## Work to complete
Every entry that follows should be reproduced exactly.

Dataset rows about figures:
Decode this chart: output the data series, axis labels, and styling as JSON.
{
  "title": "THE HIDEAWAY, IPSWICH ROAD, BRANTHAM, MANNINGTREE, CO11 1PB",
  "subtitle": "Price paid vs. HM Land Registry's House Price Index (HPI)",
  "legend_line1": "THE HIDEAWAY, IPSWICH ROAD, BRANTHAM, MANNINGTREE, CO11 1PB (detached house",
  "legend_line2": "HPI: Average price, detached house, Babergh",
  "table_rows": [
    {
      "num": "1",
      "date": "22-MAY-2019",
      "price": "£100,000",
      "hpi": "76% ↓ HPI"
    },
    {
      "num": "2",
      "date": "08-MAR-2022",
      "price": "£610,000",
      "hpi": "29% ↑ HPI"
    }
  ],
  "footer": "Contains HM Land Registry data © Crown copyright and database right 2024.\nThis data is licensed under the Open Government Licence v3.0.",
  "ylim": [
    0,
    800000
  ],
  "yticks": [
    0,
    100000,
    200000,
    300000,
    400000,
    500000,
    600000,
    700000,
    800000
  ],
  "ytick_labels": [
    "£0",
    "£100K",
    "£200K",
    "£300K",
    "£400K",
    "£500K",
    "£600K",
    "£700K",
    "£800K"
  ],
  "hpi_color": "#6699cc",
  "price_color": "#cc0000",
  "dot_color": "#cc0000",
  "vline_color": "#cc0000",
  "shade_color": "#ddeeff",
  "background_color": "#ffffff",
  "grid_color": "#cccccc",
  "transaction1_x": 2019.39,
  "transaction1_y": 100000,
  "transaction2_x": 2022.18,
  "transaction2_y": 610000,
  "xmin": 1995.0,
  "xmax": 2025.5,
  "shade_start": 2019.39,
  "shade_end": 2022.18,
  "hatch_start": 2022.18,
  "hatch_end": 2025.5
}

## Solved exercise
Decode this chart: output the data series, axis labels, and styling as JSON.
{
  "title": "THE HIDEAWAY, IPSWICH ROAD, BRANTHAM, MANNINGTREE, CO11 1PB",
  "subtitle": "Price paid vs. HM Land Registry's House Price Index (HPI)",
  "legend_line1": "THE HIDEAWAY, IPSWICH ROAD, BRANTHAM, MANNINGTREE, CO11 1PB (detached house",
  "legend_line2": "HPI: Average price, detached house, Babergh",
  "table_rows": [
    {
      "num": "1",
      "date": "22-MAY-2019",
      "price": "£100,000",
      "hpi": "76% ↓ HPI"
    },
    {
      "num": "2",
      "date": "08-MAR-2022",
      "price": "£610,000",
      "hpi": "29% ↑ HPI"
    }
  ],
  "footer": "Contains HM Land Registry data © Crown copyright and database right 2024.\nThis data is licensed under the Open Government Licence v3.0.",
  "ylim": [
    0,
    800000
  ],
  "yticks": [
    0,
    100000,
    200000,
    300000,
    400000,
    500000,
    600000,
    700000,
    800000
  ],
  "ytick_labels": [
    "£0",
    "£100K",
    "£200K",
    "£300K",
    "£400K",
    "£500K",
    "£600K",
    "£700K",
    "£800K"
  ],
  "hpi_color": "#6699cc",
  "price_color": "#cc0000",
  "dot_color": "#cc0000",
  "vline_color": "#cc0000",
  "shade_color": "#ddeeff",
  "background_color": "#ffffff",
  "grid_color": "#cccccc",
  "transaction1_x": 2019.39,
  "transaction1_y": 100000,
  "transaction2_x": 2022.18,
  "transaction2_y": 610000,
  "xmin": 1995.0,
  "xmax": 2025.5,
  "shade_start": 2019.39,
  "shade_end": 2022.18,
  "hatch_start": 2022.18,
  "hatch_end": 2025.5
}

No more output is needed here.